Will you write out the data exactly, excluding every picture?

### Data supplied
━━━

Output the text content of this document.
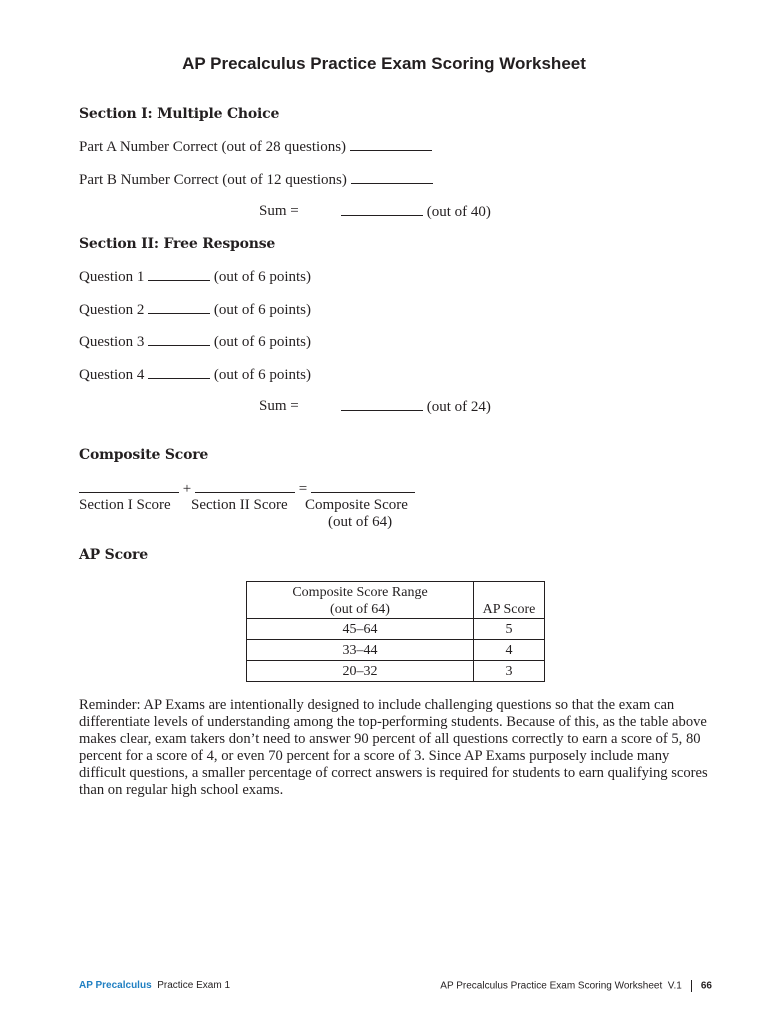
AP Precalculus Practice Exam Scoring Worksheet
Section I: Multiple Choice
Part A Number Correct (out of 28 questions)
Part B Number Correct (out of 12 questions)
Sum =	(out of 40)
Section II: Free Response
Question 1	(out of 6 points)
Question 2	(out of 6 points)
Question 3	(out of 6 points)
Question 4	(out of 6 points)
Sum =	(out of 24)
Composite Score
+	=
Section I Score Section II Score Composite Score
(out of 64)
AP Score
Composite Score Range
(out of 64)	AP Score
45–64	5
33–44	4
20–32	3
Reminder: AP Exams are intentionally designed to include challenging questions so that the exam can differentiate levels of understanding among the top-performing students. Because of this, as the table above makes clear, exam takers don’t need to answer 90 percent of all questions correctly to earn a score of 5, 80 percent for a score of 4, or even 70 percent for a score of 3. Since AP Exams purposely include many difficult questions, a smaller percentage of correct answers is required for students to earn qualifying scores than on regular high school exams.
AP Precalculus Practice Exam 1	AP Precalculus Practice Exam Scoring Worksheet  V.1 66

━━━

### Answer for the task
Output the text content of this document.
AP Precalculus Practice Exam Scoring Worksheet
Section I: Multiple Choice
Part A Number Correct (out of 28 questions)
Part B Number Correct (out of 12 questions)
Sum =	(out of 40)
Section II: Free Response
Question 1	(out of 6 points)
Question 2	(out of 6 points)
Question 3	(out of 6 points)
Question 4	(out of 6 points)
Sum =	(out of 24)
Composite Score
+	=
Section I Score Section II Score Composite Score
(out of 64)
AP Score
Composite Score Range
(out of 64)	AP Score
45–64	5
33–44	4
20–32	3
Reminder: AP Exams are intentionally designed to include challenging questions so that the exam can differentiate levels of understanding among the top-performing students. Because of this, as the table above makes clear, exam takers don’t need to answer 90 percent of all questions correctly to earn a score of 5, 80 percent for a score of 4, or even 70 percent for a score of 3. Since AP Exams purposely include many difficult questions, a smaller percentage of correct answers is required for students to earn qualifying scores than on regular high school exams.
AP Precalculus Practice Exam 1	AP Precalculus Practice Exam Scoring Worksheet  V.1 66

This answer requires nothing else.